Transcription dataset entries
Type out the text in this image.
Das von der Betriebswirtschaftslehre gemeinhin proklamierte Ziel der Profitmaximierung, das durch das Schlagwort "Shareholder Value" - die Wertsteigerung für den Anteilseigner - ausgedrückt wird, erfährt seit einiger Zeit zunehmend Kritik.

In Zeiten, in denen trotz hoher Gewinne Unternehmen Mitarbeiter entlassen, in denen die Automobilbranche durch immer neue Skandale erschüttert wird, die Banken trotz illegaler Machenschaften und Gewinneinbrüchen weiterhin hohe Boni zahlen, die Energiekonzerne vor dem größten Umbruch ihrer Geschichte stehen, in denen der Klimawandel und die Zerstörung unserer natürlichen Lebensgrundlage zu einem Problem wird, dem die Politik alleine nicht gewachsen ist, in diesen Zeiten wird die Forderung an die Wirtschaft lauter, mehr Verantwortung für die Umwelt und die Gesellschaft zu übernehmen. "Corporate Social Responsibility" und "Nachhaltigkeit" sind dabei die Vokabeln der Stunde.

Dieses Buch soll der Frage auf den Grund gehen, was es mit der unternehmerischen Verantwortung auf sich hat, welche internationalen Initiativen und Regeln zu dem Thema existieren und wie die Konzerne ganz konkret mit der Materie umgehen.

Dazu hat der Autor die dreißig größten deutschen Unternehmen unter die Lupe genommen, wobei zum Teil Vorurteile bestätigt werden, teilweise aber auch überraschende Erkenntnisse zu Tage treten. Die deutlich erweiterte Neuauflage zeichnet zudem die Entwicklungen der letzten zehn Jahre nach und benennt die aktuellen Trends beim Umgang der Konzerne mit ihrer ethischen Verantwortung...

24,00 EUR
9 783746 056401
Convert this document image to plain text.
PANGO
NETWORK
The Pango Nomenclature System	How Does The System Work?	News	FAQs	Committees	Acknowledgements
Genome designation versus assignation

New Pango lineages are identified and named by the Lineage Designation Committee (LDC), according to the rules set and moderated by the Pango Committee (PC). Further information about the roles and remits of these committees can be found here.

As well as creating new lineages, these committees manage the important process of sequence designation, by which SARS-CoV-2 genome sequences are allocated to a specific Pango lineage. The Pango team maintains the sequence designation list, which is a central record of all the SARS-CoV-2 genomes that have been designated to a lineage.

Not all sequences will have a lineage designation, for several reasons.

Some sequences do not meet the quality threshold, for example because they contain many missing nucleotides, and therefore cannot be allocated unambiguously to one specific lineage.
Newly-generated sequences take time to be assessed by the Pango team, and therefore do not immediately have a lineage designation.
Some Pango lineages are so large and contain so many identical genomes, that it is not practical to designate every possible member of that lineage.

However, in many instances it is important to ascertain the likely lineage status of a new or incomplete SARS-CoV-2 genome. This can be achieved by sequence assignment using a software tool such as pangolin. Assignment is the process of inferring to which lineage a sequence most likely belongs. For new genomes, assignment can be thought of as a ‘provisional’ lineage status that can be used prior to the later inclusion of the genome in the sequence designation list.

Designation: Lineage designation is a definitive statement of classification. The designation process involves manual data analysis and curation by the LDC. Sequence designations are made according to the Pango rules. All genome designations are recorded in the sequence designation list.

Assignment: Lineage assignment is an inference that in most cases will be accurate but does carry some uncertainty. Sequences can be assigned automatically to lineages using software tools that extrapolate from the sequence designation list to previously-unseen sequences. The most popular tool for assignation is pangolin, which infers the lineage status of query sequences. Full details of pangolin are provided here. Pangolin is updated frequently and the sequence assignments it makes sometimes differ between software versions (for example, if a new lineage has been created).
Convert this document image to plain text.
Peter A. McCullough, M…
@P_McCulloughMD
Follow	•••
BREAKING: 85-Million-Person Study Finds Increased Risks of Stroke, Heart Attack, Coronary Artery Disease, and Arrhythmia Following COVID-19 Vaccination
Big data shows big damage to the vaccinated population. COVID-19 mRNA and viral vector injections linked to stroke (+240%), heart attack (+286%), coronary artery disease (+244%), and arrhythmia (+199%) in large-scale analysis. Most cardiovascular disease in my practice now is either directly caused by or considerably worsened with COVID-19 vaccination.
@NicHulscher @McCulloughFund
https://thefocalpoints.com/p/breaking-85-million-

TASK DETAILS:
Look for the string "specific" in the data above and return every line that has it.

OUTPUT OF THE TASK:
As well as creating new lineages, these committees manage the important process of sequence designation, by which SARS-CoV-2 genome sequences are allocated to a specific Pango lineage. The Pango team maintains the sequence designation list, which is a central record of all the SARS-CoV-2 genomes that have been designated to a lineage.
Some sequences do not meet the quality threshold, for example because they contain many missing nucleotides, and therefore cannot be allocated unambiguously to one specific lineage.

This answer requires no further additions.